----- ENTRIES SHOWN

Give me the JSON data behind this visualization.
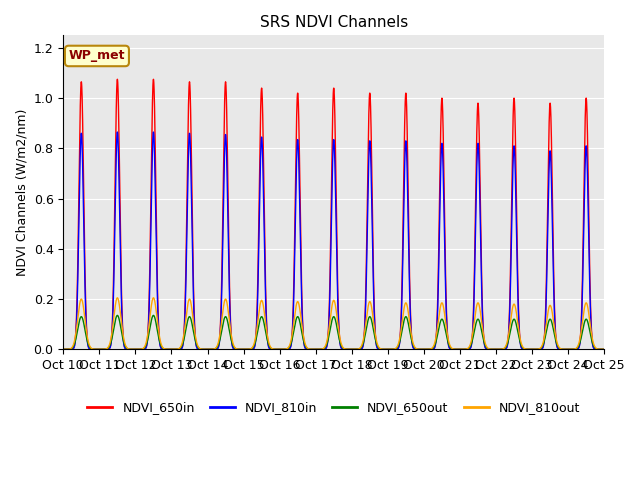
{
  "title": "SRS NDVI Channels",
  "ylabel": "NDVI Channels (W/m2/nm)",
  "xlabel": "",
  "annotation": "WP_met",
  "legend_labels": [
    "NDVI_650in",
    "NDVI_810in",
    "NDVI_650out",
    "NDVI_810out"
  ],
  "line_colors": [
    "red",
    "blue",
    "green",
    "orange"
  ],
  "ylim": [
    0,
    1.25
  ],
  "background_color": "#e8e8e8",
  "num_days": 15,
  "start_day": 10,
  "peak_650in": [
    1.065,
    1.075,
    1.075,
    1.065,
    1.065,
    1.04,
    1.02,
    1.04,
    1.02,
    1.02,
    1.0,
    0.98,
    1.0,
    0.98,
    1.0
  ],
  "peak_810in": [
    0.86,
    0.865,
    0.865,
    0.86,
    0.855,
    0.845,
    0.835,
    0.835,
    0.83,
    0.83,
    0.82,
    0.82,
    0.81,
    0.79,
    0.81
  ],
  "peak_650out": [
    0.13,
    0.135,
    0.135,
    0.13,
    0.13,
    0.13,
    0.13,
    0.13,
    0.13,
    0.13,
    0.12,
    0.12,
    0.12,
    0.12,
    0.12
  ],
  "peak_810out": [
    0.2,
    0.205,
    0.205,
    0.2,
    0.2,
    0.195,
    0.19,
    0.195,
    0.19,
    0.185,
    0.185,
    0.185,
    0.18,
    0.175,
    0.185
  ],
  "pts_per_day": 500,
  "sigma": 0.065,
  "sigma_small": 0.1
}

----------

* YOUR GOAL *
The entries above are to be returned exactly, without their pictures.

* TASK OUTPUT *
Give me the JSON data behind this visualization.
{
  "title": "SRS NDVI Channels",
  "ylabel": "NDVI Channels (W/m2/nm)",
  "xlabel": "",
  "annotation": "WP_met",
  "legend_labels": [
    "NDVI_650in",
    "NDVI_810in",
    "NDVI_650out",
    "NDVI_810out"
  ],
  "line_colors": [
    "red",
    "blue",
    "green",
    "orange"
  ],
  "ylim": [
    0,
    1.25
  ],
  "background_color": "#e8e8e8",
  "num_days": 15,
  "start_day": 10,
  "peak_650in": [
    1.065,
    1.075,
    1.075,
    1.065,
    1.065,
    1.04,
    1.02,
    1.04,
    1.02,
    1.02,
    1.0,
    0.98,
    1.0,
    0.98,
    1.0
  ],
  "peak_810in": [
    0.86,
    0.865,
    0.865,
    0.86,
    0.855,
    0.845,
    0.835,
    0.835,
    0.83,
    0.83,
    0.82,
    0.82,
    0.81,
    0.79,
    0.81
  ],
  "peak_650out": [
    0.13,
    0.135,
    0.135,
    0.13,
    0.13,
    0.13,
    0.13,
    0.13,
    0.13,
    0.13,
    0.12,
    0.12,
    0.12,
    0.12,
    0.12
  ],
  "peak_810out": [
    0.2,
    0.205,
    0.205,
    0.2,
    0.2,
    0.195,
    0.19,
    0.195,
    0.19,
    0.185,
    0.185,
    0.185,
    0.18,
    0.175,
    0.185
  ],
  "pts_per_day": 500,
  "sigma": 0.065,
  "sigma_small": 0.1
}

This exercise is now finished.